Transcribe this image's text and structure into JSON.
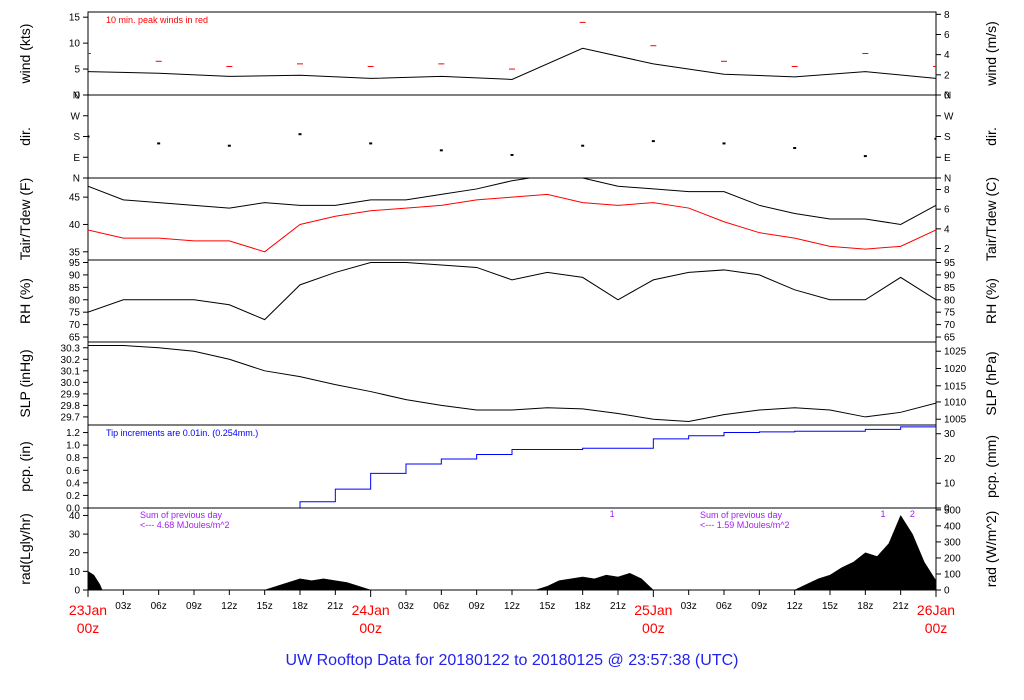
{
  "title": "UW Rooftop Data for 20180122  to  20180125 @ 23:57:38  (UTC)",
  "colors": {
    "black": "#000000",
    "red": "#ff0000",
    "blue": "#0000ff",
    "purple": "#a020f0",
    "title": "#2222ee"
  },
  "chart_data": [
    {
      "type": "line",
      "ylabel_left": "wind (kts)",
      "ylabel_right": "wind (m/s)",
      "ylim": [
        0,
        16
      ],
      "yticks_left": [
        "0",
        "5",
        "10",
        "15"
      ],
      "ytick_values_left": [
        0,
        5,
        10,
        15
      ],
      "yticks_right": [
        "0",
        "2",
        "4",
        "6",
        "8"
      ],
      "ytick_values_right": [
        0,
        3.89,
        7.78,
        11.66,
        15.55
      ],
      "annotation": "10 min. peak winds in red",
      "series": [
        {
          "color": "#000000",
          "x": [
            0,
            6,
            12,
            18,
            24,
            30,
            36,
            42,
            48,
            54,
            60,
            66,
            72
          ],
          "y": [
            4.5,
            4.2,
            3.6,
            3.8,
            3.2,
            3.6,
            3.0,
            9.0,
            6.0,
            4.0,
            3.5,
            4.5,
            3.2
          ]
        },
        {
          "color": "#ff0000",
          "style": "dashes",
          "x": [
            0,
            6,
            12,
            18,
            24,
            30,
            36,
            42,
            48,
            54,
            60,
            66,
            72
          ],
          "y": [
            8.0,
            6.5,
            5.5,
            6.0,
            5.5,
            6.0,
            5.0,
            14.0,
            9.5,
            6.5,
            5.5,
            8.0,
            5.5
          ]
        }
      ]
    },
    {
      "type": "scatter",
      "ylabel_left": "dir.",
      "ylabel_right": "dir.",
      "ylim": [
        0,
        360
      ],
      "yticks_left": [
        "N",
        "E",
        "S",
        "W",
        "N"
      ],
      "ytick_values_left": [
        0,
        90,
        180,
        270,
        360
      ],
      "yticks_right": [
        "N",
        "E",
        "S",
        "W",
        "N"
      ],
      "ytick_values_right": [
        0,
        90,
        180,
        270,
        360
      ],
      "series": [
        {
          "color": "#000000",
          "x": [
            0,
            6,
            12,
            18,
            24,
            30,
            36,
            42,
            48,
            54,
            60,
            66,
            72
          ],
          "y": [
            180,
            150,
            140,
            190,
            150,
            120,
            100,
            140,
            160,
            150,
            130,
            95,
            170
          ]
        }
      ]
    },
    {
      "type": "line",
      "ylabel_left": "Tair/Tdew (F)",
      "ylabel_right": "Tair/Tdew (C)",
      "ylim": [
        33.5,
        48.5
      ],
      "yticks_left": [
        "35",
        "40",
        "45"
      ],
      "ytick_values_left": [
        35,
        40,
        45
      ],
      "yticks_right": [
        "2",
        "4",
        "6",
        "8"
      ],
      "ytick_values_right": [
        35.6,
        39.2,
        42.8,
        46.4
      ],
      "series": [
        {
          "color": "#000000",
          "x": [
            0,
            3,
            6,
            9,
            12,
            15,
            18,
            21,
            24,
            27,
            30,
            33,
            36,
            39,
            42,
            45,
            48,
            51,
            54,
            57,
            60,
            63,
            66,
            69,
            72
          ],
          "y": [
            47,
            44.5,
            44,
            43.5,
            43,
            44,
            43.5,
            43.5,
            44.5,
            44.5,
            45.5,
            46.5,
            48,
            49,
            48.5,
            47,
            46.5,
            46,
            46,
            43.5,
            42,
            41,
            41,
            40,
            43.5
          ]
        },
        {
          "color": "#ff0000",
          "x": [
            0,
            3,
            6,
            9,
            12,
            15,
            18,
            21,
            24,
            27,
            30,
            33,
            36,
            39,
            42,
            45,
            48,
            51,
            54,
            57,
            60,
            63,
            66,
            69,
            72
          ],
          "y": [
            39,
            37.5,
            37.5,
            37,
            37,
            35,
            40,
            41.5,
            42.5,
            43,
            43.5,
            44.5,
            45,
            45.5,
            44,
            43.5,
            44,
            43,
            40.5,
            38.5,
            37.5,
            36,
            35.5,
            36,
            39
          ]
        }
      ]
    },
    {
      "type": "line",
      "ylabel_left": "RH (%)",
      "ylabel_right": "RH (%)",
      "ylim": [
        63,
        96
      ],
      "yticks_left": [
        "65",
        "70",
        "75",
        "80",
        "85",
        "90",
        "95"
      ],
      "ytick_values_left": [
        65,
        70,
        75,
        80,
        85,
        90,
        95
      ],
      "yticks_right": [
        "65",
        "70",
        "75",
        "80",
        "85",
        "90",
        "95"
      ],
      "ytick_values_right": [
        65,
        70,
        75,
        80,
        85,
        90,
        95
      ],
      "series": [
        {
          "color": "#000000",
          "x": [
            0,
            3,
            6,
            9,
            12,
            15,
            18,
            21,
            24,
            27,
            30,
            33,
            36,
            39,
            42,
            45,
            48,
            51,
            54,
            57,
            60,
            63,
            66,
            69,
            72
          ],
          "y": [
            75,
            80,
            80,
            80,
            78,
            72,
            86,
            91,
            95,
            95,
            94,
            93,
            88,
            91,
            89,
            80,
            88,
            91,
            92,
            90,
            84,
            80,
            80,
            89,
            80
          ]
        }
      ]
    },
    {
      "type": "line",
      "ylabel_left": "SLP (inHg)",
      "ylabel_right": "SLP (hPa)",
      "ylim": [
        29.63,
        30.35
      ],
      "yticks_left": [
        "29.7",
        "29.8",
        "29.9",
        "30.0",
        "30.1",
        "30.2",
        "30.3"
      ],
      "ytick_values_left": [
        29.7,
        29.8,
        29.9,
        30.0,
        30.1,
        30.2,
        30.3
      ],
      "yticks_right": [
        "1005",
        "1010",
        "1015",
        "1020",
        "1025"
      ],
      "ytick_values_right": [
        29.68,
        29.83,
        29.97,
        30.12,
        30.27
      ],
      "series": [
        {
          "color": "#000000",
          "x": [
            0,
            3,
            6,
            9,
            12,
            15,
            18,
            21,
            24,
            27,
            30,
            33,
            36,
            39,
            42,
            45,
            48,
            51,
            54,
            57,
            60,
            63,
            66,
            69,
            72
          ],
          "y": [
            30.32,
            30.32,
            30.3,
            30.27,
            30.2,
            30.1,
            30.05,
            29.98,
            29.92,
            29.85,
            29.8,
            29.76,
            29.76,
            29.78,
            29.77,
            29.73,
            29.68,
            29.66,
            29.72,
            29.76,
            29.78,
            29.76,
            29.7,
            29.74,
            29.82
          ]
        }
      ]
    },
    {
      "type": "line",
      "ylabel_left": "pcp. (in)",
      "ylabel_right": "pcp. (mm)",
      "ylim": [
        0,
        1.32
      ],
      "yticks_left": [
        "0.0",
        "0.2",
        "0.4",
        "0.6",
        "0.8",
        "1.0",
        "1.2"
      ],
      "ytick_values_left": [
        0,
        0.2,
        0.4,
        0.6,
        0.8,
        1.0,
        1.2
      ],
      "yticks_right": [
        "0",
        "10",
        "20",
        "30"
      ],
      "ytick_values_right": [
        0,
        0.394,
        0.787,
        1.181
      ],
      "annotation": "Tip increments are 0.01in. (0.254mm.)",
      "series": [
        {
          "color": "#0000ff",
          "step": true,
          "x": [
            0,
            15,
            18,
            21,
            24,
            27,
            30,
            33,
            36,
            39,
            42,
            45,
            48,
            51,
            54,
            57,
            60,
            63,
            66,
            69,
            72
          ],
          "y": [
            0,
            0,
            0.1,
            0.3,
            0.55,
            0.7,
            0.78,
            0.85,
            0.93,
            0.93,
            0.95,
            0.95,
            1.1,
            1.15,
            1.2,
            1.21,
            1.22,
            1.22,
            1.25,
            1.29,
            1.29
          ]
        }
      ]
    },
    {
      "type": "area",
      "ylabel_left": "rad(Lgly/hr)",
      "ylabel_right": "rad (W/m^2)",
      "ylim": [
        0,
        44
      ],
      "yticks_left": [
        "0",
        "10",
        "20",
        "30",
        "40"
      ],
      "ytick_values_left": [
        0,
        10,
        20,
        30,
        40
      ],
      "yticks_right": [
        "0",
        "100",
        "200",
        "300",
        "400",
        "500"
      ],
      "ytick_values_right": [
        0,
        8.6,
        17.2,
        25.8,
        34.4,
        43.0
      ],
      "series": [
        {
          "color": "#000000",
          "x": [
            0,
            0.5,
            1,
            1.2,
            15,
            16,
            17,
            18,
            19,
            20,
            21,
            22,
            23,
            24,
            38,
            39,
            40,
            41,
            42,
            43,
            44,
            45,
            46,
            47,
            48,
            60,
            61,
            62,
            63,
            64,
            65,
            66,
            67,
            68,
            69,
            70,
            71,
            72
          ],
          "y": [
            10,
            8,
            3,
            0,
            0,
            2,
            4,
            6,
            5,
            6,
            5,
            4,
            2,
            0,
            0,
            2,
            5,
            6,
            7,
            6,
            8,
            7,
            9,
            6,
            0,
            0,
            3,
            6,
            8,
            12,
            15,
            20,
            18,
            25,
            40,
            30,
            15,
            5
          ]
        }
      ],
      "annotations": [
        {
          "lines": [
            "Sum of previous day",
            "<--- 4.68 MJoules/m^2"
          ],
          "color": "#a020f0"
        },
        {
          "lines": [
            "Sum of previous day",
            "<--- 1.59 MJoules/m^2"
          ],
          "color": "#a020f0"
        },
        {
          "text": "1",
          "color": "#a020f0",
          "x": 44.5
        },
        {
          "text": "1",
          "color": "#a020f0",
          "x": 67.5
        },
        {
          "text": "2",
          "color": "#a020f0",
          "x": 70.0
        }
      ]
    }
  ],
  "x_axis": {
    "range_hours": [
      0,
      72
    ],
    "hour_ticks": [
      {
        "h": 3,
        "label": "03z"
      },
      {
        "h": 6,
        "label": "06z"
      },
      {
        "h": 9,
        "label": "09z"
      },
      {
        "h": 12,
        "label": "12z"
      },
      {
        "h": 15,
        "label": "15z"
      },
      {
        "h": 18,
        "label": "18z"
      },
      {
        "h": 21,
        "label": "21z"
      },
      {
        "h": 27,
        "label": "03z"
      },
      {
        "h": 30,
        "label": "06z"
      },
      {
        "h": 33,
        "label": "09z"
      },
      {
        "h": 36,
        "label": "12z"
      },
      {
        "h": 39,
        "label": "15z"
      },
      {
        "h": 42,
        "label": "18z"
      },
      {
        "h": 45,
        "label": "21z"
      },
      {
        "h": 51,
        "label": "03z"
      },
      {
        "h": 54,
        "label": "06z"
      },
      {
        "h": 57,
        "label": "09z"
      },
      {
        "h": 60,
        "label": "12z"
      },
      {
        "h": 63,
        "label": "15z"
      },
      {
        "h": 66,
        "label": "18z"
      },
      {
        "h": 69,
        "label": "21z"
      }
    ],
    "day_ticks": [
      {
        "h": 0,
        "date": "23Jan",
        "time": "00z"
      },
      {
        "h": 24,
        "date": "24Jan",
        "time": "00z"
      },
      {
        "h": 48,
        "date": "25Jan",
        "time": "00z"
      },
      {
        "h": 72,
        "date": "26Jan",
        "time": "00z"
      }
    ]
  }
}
:::
What is required =>
Copy each line of the preceding data that contains the string "text".

Written answer =>
Transcribe this image's text and structure into JSON.
          "text": "1",
          "text": "1",
          "text": "2",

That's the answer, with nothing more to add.